In the entries that follow, how many lines hold the string "paste"? Give only that number.

----- Supplied material

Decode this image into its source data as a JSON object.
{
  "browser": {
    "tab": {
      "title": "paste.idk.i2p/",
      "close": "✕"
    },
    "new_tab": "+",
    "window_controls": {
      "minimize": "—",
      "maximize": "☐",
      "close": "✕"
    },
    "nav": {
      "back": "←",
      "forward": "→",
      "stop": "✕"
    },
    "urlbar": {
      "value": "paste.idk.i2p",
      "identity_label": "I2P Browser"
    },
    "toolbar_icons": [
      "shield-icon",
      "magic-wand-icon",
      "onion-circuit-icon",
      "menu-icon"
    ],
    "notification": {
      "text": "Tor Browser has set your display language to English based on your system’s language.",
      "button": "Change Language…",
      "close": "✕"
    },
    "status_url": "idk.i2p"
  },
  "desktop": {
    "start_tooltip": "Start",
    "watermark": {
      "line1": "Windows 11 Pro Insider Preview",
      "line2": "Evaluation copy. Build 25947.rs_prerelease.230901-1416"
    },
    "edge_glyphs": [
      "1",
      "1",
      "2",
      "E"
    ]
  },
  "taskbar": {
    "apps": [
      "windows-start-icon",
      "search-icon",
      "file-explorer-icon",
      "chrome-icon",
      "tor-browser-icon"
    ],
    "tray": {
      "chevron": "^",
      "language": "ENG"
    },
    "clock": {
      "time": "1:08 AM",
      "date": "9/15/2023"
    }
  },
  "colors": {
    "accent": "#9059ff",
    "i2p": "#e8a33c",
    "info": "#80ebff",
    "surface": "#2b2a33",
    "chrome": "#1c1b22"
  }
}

----------

> **Written answer**
2